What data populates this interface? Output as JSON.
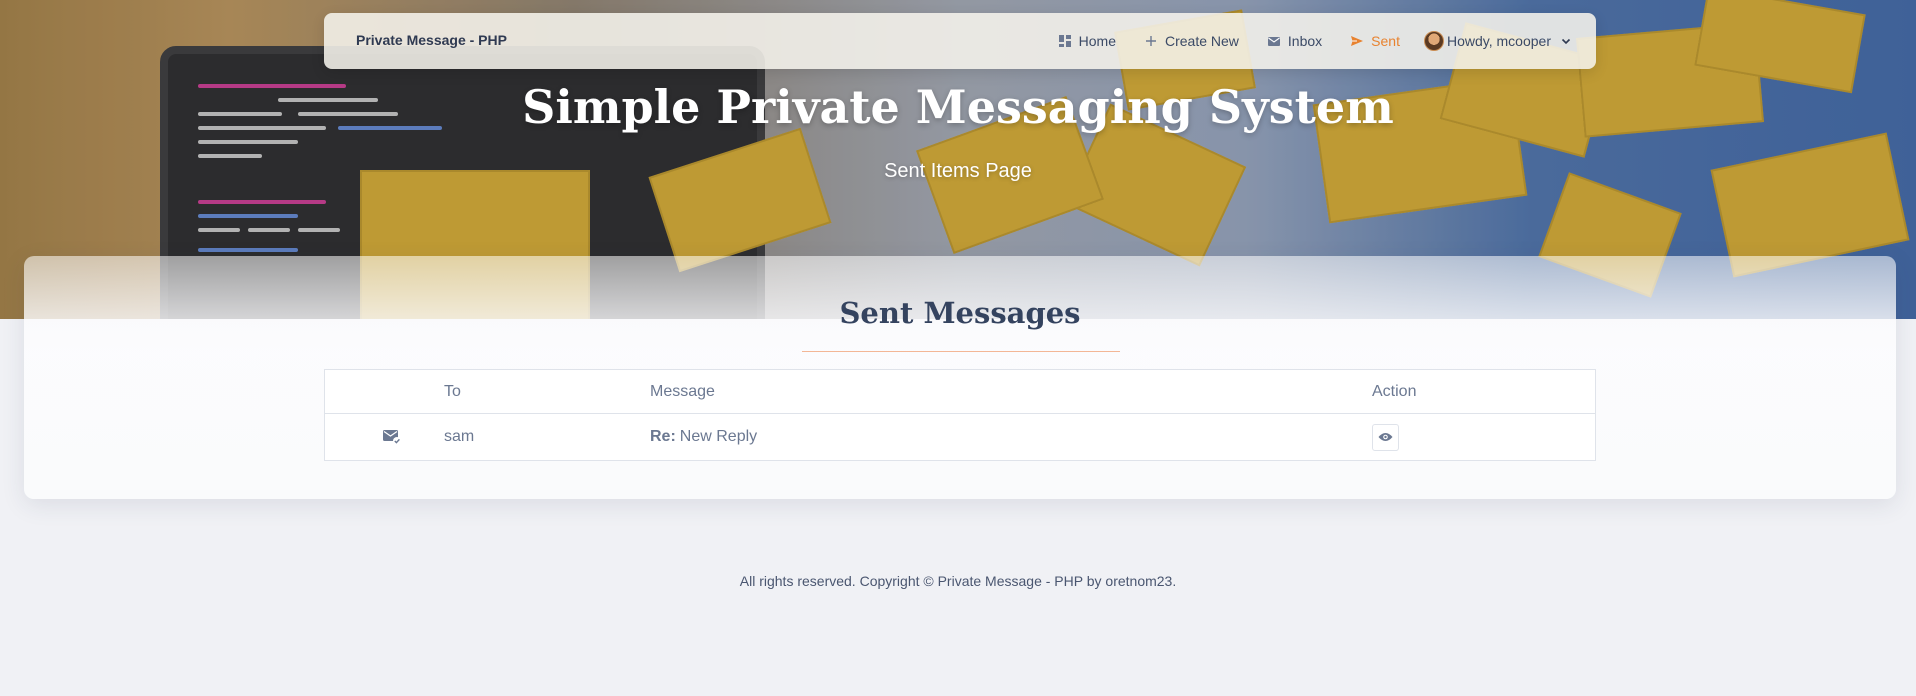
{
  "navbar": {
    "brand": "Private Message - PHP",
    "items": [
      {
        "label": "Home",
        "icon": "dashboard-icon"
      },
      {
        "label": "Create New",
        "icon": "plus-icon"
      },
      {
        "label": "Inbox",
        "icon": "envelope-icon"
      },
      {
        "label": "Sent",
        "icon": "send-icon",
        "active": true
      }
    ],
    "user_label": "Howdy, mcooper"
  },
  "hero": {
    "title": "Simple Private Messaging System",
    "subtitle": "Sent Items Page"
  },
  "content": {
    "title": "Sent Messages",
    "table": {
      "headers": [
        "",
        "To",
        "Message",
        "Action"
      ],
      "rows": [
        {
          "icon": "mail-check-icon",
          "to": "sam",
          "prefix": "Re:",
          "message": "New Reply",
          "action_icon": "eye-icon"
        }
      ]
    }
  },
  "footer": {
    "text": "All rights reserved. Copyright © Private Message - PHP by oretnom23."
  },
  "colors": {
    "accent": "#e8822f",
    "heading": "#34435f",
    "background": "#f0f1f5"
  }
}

···

### Directions for this task
Reproduce all of the material exactly, apart from the pictures.

### Response below
What data populates this interface? Output as JSON.
{
  "navbar": {
    "brand": "Private Message - PHP",
    "items": [
      {
        "label": "Home",
        "icon": "dashboard-icon"
      },
      {
        "label": "Create New",
        "icon": "plus-icon"
      },
      {
        "label": "Inbox",
        "icon": "envelope-icon"
      },
      {
        "label": "Sent",
        "icon": "send-icon",
        "active": true
      }
    ],
    "user_label": "Howdy, mcooper"
  },
  "hero": {
    "title": "Simple Private Messaging System",
    "subtitle": "Sent Items Page"
  },
  "content": {
    "title": "Sent Messages",
    "table": {
      "headers": [
        "",
        "To",
        "Message",
        "Action"
      ],
      "rows": [
        {
          "icon": "mail-check-icon",
          "to": "sam",
          "prefix": "Re:",
          "message": "New Reply",
          "action_icon": "eye-icon"
        }
      ]
    }
  },
  "footer": {
    "text": "All rights reserved. Copyright © Private Message - PHP by oretnom23."
  },
  "colors": {
    "accent": "#e8822f",
    "heading": "#34435f",
    "background": "#f0f1f5"
  }
}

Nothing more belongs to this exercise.